**STATED TASK:**
Set down the material below word for word, excluding the pictures.

**ENTRIES SUPPLIED:**
------------------------------------------------------------

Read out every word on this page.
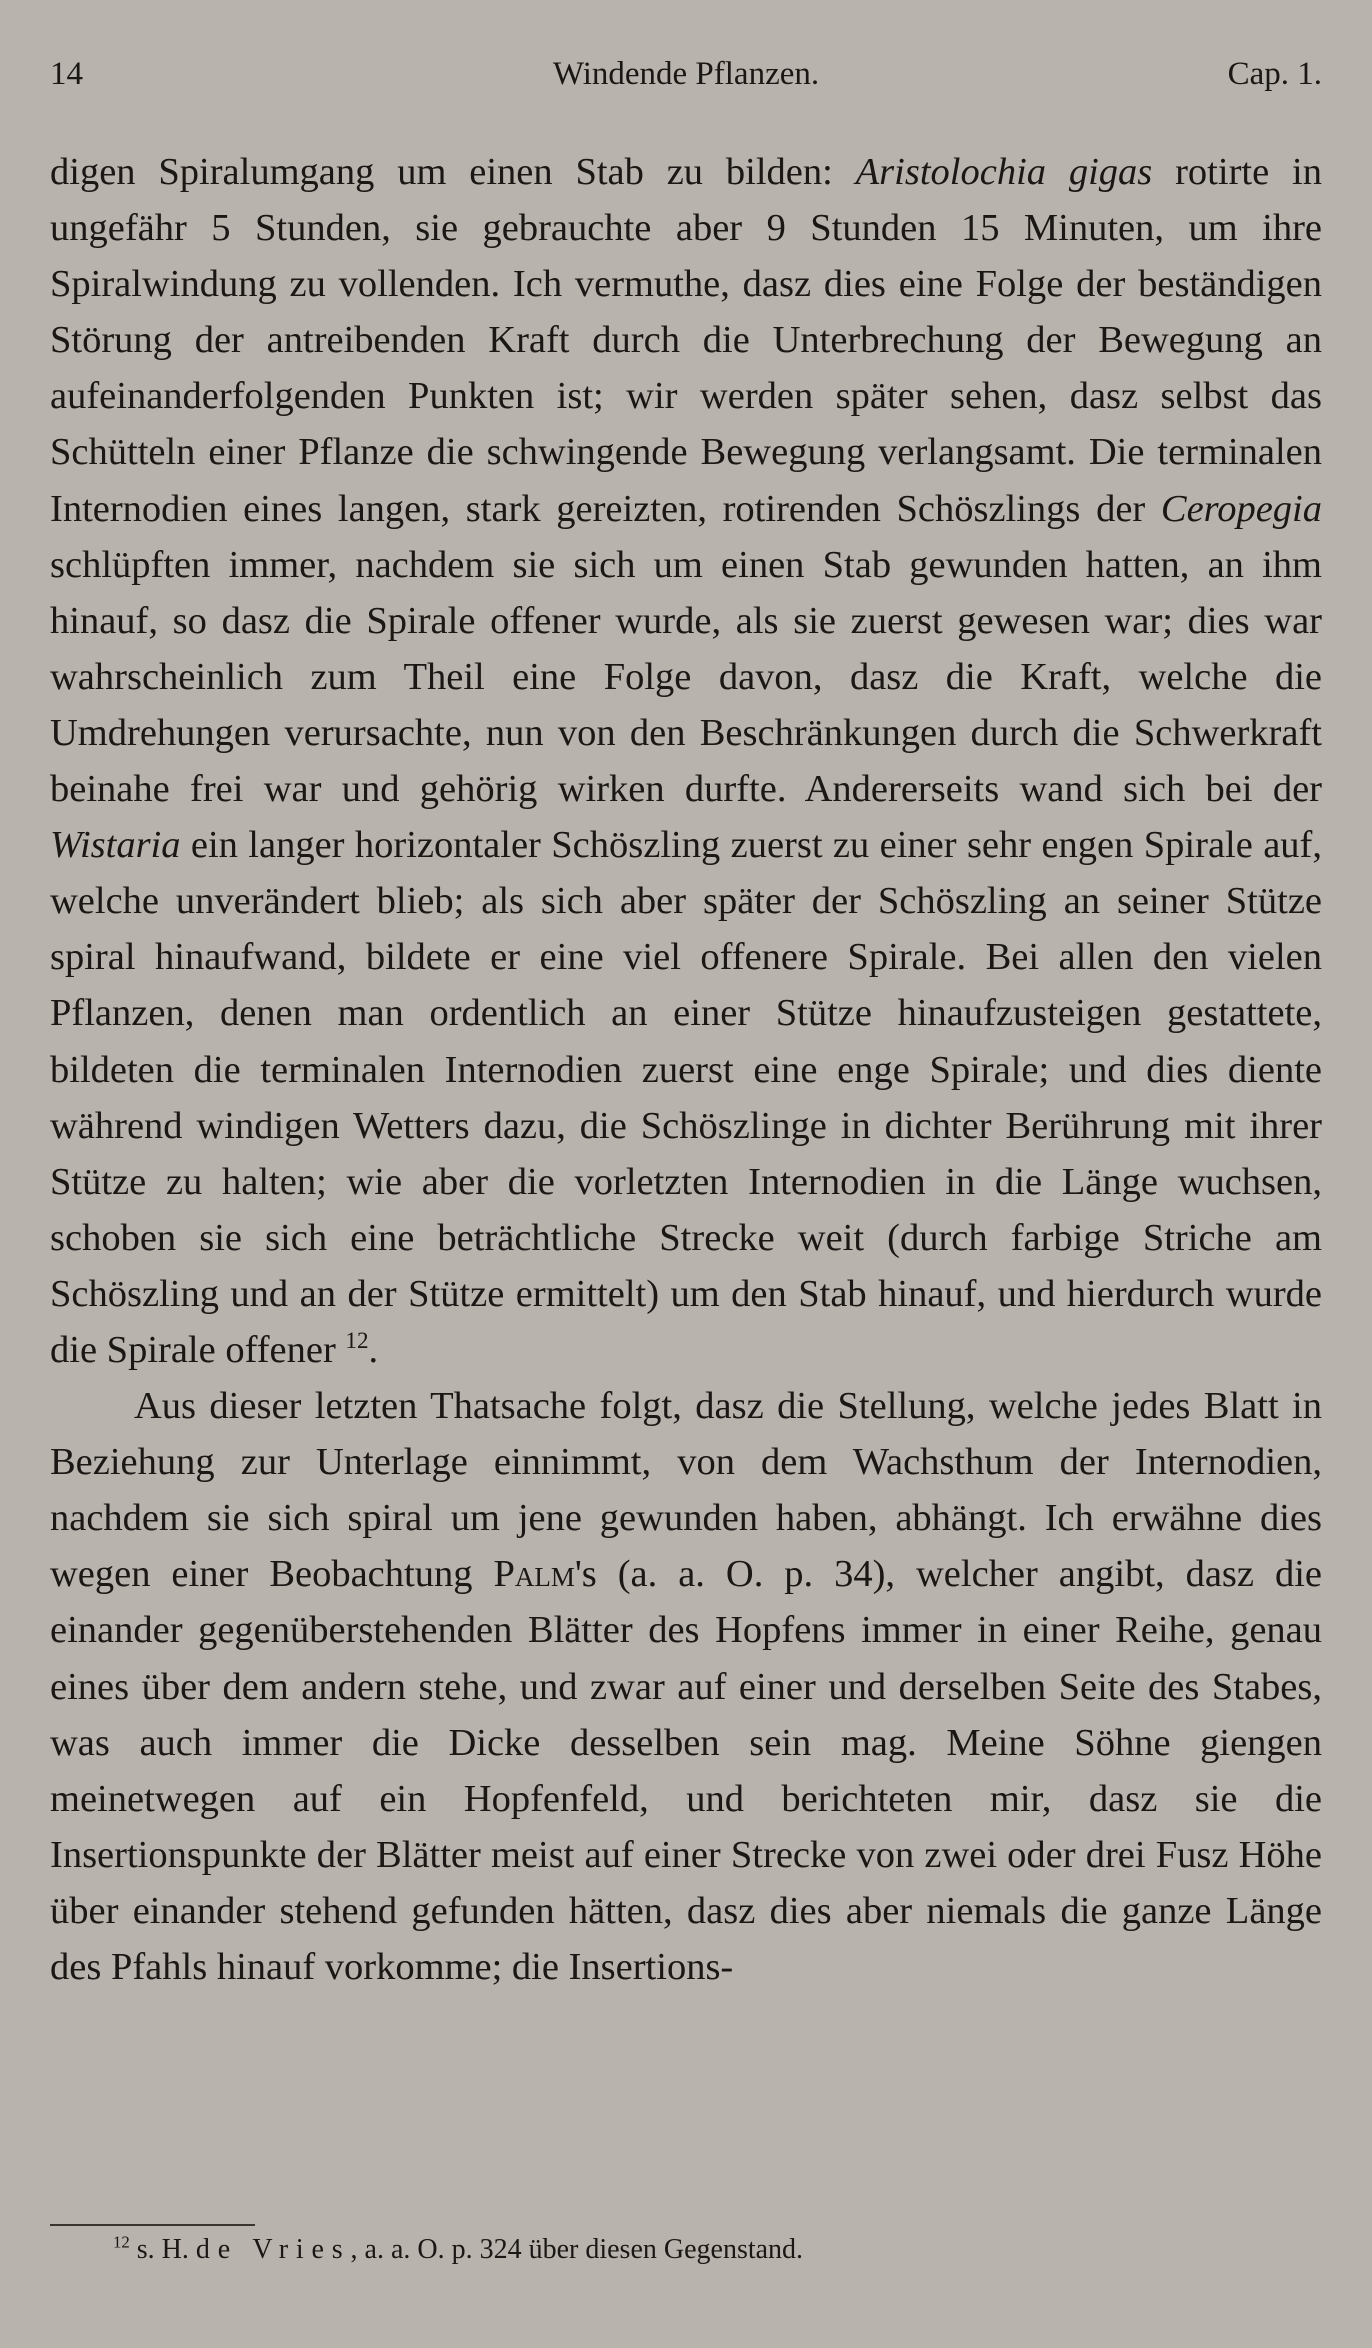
14	Windende Pflanzen.	Cap. 1.

digen Spiralumgang um einen Stab zu bilden: Aristolochia gigas rotirte in ungefähr 5 Stunden, sie gebrauchte aber 9 Stunden 15 Minuten, um ihre Spiralwindung zu vollenden. Ich vermuthe, dasz dies eine Folge der beständigen Störung der antreibenden Kraft durch die Unterbrechung der Bewegung an aufeinanderfolgenden Punkten ist; wir werden später sehen, dasz selbst das Schütteln einer Pflanze die schwingende Bewegung verlangsamt. Die terminalen Internodien eines langen, stark gereizten, rotirenden Schöszlings der Ceropegia schlüpften immer, nachdem sie sich um einen Stab gewunden hatten, an ihm hinauf, so dasz die Spirale offener wurde, als sie zuerst gewesen war; dies war wahrscheinlich zum Theil eine Folge davon, dasz die Kraft, welche die Umdrehungen verursachte, nun von den Beschränkungen durch die Schwerkraft beinahe frei war und gehörig wirken durfte. Andererseits wand sich bei der Wistaria ein langer horizontaler Schöszling zuerst zu einer sehr engen Spirale auf, welche unverändert blieb; als sich aber später der Schöszling an seiner Stütze spiral hinaufwand, bildete er eine viel offenere Spirale. Bei allen den vielen Pflanzen, denen man ordentlich an einer Stütze hinaufzusteigen gestattete, bildeten die terminalen Internodien zuerst eine enge Spirale; und dies diente während windigen Wetters dazu, die Schöszlinge in dichter Berührung mit ihrer Stütze zu halten; wie aber die vorletzten Internodien in die Länge wuchsen, schoben sie sich eine beträchtliche Strecke weit (durch farbige Striche am Schöszling und an der Stütze ermittelt) um den Stab hinauf, und hierdurch wurde die Spirale offener $^{12}$.

Aus dieser letzten Thatsache folgt, dasz die Stellung, welche jedes Blatt in Beziehung zur Unterlage einnimmt, von dem Wachsthum der Internodien, nachdem sie sich spiral um jene gewunden haben, abhängt. Ich erwähne dies wegen einer Beobachtung Palm's (a. a. O. p. 34), welcher angibt, dasz die einander gegenüberstehenden Blätter des Hopfens immer in einer Reihe, genau eines über dem andern stehe, und zwar auf einer und derselben Seite des Stabes, was auch immer die Dicke desselben sein mag. Meine Söhne giengen meinetwegen auf ein Hopfenfeld, und berichteten mir, dasz sie die Insertionspunkte der Blätter meist auf einer Strecke von zwei oder drei Fusz Höhe über einander stehend gefunden hätten, dasz dies aber niemals die ganze Länge des Pfahls hinauf vorkomme; die Insertions-

$^{12}$ s. H. de Vries, a. a. O. p. 324 über diesen Gegenstand.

------------------------------------------------------------

**EXERCISE RESPONSE:**
Read out every word on this page.
14	Windende Pflanzen.	Cap. 1.

digen Spiralumgang um einen Stab zu bilden: Aristolochia gigas rotirte in ungefähr 5 Stunden, sie gebrauchte aber 9 Stunden 15 Minuten, um ihre Spiralwindung zu vollenden. Ich vermuthe, dasz dies eine Folge der beständigen Störung der antreibenden Kraft durch die Unterbrechung der Bewegung an aufeinanderfolgenden Punkten ist; wir werden später sehen, dasz selbst das Schütteln einer Pflanze die schwingende Bewegung verlangsamt. Die terminalen Internodien eines langen, stark gereizten, rotirenden Schöszlings der Ceropegia schlüpften immer, nachdem sie sich um einen Stab gewunden hatten, an ihm hinauf, so dasz die Spirale offener wurde, als sie zuerst gewesen war; dies war wahrscheinlich zum Theil eine Folge davon, dasz die Kraft, welche die Umdrehungen verursachte, nun von den Beschränkungen durch die Schwerkraft beinahe frei war und gehörig wirken durfte. Andererseits wand sich bei der Wistaria ein langer horizontaler Schöszling zuerst zu einer sehr engen Spirale auf, welche unverändert blieb; als sich aber später der Schöszling an seiner Stütze spiral hinaufwand, bildete er eine viel offenere Spirale. Bei allen den vielen Pflanzen, denen man ordentlich an einer Stütze hinaufzusteigen gestattete, bildeten die terminalen Internodien zuerst eine enge Spirale; und dies diente während windigen Wetters dazu, die Schöszlinge in dichter Berührung mit ihrer Stütze zu halten; wie aber die vorletzten Internodien in die Länge wuchsen, schoben sie sich eine beträchtliche Strecke weit (durch farbige Striche am Schöszling und an der Stütze ermittelt) um den Stab hinauf, und hierdurch wurde die Spirale offener $^{12}$.

Aus dieser letzten Thatsache folgt, dasz die Stellung, welche jedes Blatt in Beziehung zur Unterlage einnimmt, von dem Wachsthum der Internodien, nachdem sie sich spiral um jene gewunden haben, abhängt. Ich erwähne dies wegen einer Beobachtung Palm's (a. a. O. p. 34), welcher angibt, dasz die einander gegenüberstehenden Blätter des Hopfens immer in einer Reihe, genau eines über dem andern stehe, und zwar auf einer und derselben Seite des Stabes, was auch immer die Dicke desselben sein mag. Meine Söhne giengen meinetwegen auf ein Hopfenfeld, und berichteten mir, dasz sie die Insertionspunkte der Blätter meist auf einer Strecke von zwei oder drei Fusz Höhe über einander stehend gefunden hätten, dasz dies aber niemals die ganze Länge des Pfahls hinauf vorkomme; die Insertions-

$^{12}$ s. H. de Vries, a. a. O. p. 324 über diesen Gegenstand.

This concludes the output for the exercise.